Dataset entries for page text
_ _ _ _ _ _ _

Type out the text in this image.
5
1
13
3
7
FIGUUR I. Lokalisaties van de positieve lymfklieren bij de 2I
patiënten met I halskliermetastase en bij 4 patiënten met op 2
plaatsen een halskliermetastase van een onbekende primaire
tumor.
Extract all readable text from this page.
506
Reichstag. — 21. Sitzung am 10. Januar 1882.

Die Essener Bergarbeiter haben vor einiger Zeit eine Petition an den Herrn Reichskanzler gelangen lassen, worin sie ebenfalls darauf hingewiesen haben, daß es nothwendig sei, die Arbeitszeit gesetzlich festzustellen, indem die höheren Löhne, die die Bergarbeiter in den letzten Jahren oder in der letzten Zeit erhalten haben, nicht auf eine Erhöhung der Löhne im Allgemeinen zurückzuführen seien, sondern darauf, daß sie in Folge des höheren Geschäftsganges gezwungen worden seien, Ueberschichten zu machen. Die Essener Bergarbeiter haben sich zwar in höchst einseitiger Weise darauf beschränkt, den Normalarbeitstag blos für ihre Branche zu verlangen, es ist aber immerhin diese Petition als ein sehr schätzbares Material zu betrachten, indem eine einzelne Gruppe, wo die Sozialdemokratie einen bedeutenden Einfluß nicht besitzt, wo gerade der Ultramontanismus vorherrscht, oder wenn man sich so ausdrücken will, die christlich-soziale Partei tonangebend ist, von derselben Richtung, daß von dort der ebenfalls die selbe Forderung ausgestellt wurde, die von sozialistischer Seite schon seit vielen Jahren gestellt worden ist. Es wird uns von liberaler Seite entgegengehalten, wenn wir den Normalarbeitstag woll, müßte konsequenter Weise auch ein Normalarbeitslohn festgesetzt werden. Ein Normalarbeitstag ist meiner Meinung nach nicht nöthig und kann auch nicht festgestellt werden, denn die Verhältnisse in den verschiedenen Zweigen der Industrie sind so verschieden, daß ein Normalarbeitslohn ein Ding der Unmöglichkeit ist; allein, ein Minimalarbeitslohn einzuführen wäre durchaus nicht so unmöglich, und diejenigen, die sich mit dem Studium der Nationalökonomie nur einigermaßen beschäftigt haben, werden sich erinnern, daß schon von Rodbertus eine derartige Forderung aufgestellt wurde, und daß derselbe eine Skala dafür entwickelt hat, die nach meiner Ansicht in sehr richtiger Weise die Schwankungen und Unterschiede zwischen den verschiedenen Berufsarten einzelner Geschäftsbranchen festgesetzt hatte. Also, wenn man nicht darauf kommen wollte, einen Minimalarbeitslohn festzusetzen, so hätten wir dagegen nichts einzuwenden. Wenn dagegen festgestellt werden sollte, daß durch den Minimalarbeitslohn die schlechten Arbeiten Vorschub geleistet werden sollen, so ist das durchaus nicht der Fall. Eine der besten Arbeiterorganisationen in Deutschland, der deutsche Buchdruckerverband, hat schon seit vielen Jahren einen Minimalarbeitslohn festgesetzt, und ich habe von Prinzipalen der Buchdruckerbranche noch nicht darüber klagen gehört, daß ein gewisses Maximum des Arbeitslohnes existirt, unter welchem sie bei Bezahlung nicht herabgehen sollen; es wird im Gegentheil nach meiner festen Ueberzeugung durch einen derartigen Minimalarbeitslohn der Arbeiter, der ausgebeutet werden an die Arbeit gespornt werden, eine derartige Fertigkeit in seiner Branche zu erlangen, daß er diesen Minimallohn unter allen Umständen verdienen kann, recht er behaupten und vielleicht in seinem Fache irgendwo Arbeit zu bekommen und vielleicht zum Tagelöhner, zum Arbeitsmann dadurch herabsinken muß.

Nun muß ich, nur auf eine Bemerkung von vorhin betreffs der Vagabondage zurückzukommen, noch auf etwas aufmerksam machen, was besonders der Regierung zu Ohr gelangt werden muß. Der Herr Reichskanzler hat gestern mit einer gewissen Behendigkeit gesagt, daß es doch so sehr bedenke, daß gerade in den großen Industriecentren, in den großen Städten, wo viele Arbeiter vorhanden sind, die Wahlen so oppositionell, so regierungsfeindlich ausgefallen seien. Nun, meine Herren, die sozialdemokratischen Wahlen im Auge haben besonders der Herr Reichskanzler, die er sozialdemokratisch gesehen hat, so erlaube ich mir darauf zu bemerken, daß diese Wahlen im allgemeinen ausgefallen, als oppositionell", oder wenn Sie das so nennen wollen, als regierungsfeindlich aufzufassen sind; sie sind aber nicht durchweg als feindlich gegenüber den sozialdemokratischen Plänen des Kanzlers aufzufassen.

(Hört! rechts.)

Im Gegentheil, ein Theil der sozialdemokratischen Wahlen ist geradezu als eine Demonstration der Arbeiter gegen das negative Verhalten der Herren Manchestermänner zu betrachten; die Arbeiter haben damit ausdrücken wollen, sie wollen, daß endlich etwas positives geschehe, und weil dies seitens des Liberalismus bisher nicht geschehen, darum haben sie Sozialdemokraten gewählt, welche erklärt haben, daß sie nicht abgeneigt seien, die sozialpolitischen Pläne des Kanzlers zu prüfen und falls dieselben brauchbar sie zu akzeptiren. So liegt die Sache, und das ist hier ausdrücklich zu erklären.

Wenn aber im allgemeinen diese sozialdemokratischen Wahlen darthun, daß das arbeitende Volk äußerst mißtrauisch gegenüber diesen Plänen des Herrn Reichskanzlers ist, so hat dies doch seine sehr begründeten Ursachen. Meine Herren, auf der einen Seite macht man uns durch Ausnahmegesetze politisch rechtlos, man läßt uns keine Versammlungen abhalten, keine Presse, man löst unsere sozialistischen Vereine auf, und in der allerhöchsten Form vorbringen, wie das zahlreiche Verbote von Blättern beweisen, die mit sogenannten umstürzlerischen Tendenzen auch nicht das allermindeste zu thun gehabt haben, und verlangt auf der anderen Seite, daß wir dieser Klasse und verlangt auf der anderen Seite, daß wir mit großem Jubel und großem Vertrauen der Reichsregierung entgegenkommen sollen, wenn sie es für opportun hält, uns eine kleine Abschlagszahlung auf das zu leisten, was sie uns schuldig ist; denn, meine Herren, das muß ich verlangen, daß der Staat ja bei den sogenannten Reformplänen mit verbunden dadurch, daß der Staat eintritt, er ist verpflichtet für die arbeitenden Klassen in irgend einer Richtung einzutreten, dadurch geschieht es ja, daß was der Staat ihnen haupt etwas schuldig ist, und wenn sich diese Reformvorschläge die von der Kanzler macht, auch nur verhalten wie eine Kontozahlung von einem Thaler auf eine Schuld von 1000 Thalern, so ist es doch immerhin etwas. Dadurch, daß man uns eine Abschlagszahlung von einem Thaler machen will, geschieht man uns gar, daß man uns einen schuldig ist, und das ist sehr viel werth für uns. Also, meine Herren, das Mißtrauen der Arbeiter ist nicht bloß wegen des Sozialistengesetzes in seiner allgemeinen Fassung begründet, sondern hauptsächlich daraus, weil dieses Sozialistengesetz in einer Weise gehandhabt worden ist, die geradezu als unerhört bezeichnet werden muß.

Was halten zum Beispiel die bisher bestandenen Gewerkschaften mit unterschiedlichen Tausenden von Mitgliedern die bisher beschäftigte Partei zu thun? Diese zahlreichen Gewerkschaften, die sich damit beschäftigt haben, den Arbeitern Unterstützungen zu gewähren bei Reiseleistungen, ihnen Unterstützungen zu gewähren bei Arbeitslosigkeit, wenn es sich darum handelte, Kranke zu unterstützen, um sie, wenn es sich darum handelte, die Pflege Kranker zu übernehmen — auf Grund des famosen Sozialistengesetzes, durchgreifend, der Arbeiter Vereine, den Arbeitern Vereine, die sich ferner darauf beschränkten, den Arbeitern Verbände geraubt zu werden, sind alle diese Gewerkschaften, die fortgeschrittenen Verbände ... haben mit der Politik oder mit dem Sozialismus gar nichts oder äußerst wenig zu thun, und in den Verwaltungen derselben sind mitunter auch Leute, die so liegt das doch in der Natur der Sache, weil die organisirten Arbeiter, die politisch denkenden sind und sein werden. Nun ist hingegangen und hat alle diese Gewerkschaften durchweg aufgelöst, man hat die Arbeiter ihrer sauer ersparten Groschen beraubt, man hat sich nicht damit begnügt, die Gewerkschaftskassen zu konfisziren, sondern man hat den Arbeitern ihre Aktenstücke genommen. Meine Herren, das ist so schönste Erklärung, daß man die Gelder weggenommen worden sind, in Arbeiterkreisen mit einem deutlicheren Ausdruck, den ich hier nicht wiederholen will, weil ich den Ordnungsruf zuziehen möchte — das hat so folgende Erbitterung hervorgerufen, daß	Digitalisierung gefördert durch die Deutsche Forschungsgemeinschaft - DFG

_ _ _ _ _ _ _

### THE TASK
Review the preceding data and report every line that includes the string "this".

### OUTPUT BELOW
Type out the text in this image.
Extract all readable text from this page.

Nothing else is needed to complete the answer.